What needs to be done - Give every line again exactly as it appears, please, but not the pictures.

Data to process -
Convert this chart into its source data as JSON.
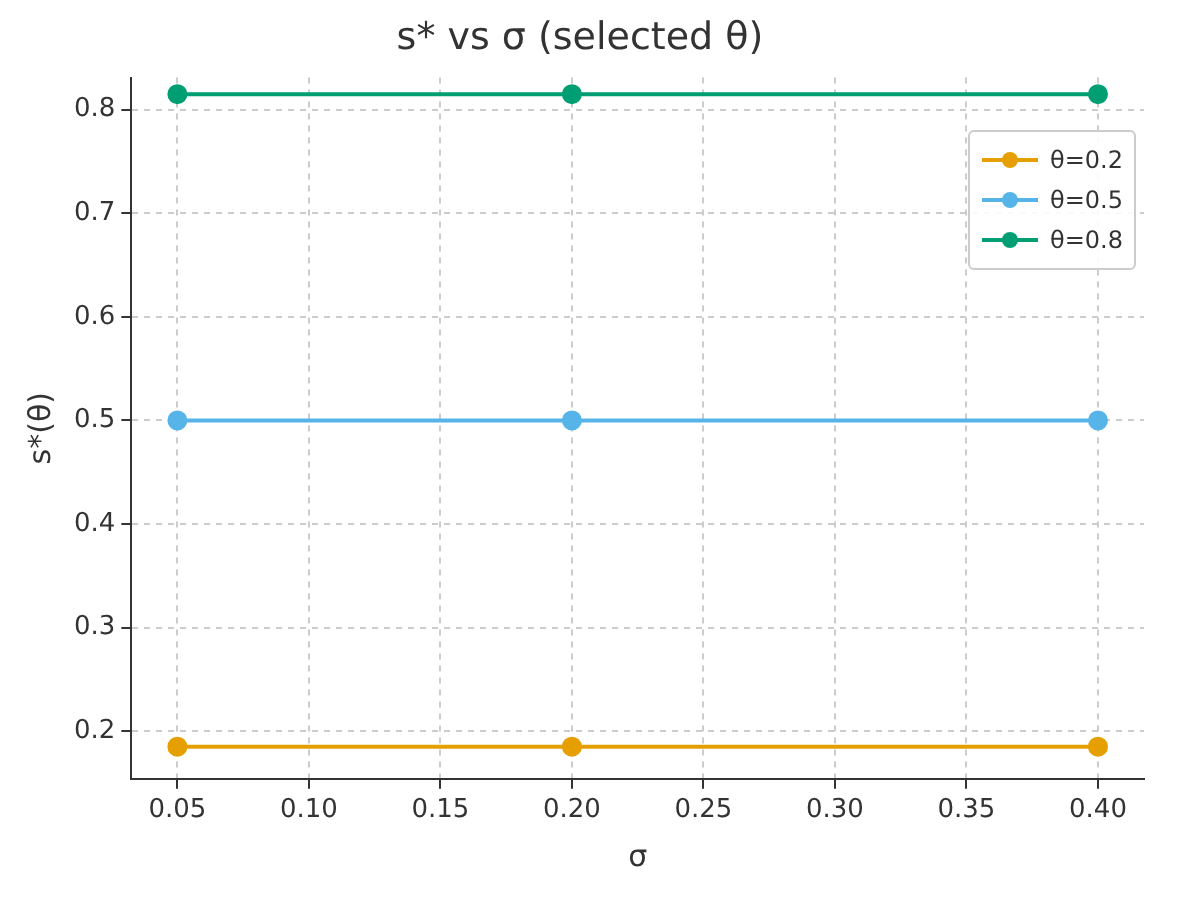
{
  "chart_data": {
    "type": "line",
    "title": "s* vs σ (selected θ)",
    "xlabel": "σ",
    "ylabel": "s*(θ)",
    "x": [
      0.05,
      0.2,
      0.4
    ],
    "series": [
      {
        "name": "θ=0.2",
        "color": "#e69f00",
        "values": [
          0.185,
          0.185,
          0.185
        ]
      },
      {
        "name": "θ=0.5",
        "color": "#56b4e9",
        "values": [
          0.5,
          0.5,
          0.5
        ]
      },
      {
        "name": "θ=0.8",
        "color": "#009e73",
        "values": [
          0.815,
          0.815,
          0.815
        ]
      }
    ],
    "xlim": [
      0.0325,
      0.4175
    ],
    "xticks": [
      0.05,
      {
        "value": 0.1,
        "label": "0.10"
      },
      0.15,
      {
        "value": 0.2,
        "label": "0.20"
      },
      0.25,
      {
        "value": 0.3,
        "label": "0.30"
      },
      0.35,
      {
        "value": 0.4,
        "label": "0.40"
      }
    ],
    "ylim": [
      0.154,
      0.831
    ],
    "yticks": [
      0.2,
      0.3,
      0.4,
      0.5,
      0.6,
      0.7,
      0.8
    ],
    "grid": true,
    "legend": "top right",
    "marker": "circle",
    "line_style": "solid"
  }
}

Solution for this exercise -
Convert this chart into its source data as JSON.
{
  "chart_data": {
    "type": "line",
    "title": "s* vs σ (selected θ)",
    "xlabel": "σ",
    "ylabel": "s*(θ)",
    "x": [
      0.05,
      0.2,
      0.4
    ],
    "series": [
      {
        "name": "θ=0.2",
        "color": "#e69f00",
        "values": [
          0.185,
          0.185,
          0.185
        ]
      },
      {
        "name": "θ=0.5",
        "color": "#56b4e9",
        "values": [
          0.5,
          0.5,
          0.5
        ]
      },
      {
        "name": "θ=0.8",
        "color": "#009e73",
        "values": [
          0.815,
          0.815,
          0.815
        ]
      }
    ],
    "xlim": [
      0.0325,
      0.4175
    ],
    "xticks": [
      0.05,
      {
        "value": 0.1,
        "label": "0.10"
      },
      0.15,
      {
        "value": 0.2,
        "label": "0.20"
      },
      0.25,
      {
        "value": 0.3,
        "label": "0.30"
      },
      0.35,
      {
        "value": 0.4,
        "label": "0.40"
      }
    ],
    "ylim": [
      0.154,
      0.831
    ],
    "yticks": [
      0.2,
      0.3,
      0.4,
      0.5,
      0.6,
      0.7,
      0.8
    ],
    "grid": true,
    "legend": "top right",
    "marker": "circle",
    "line_style": "solid"
  }
}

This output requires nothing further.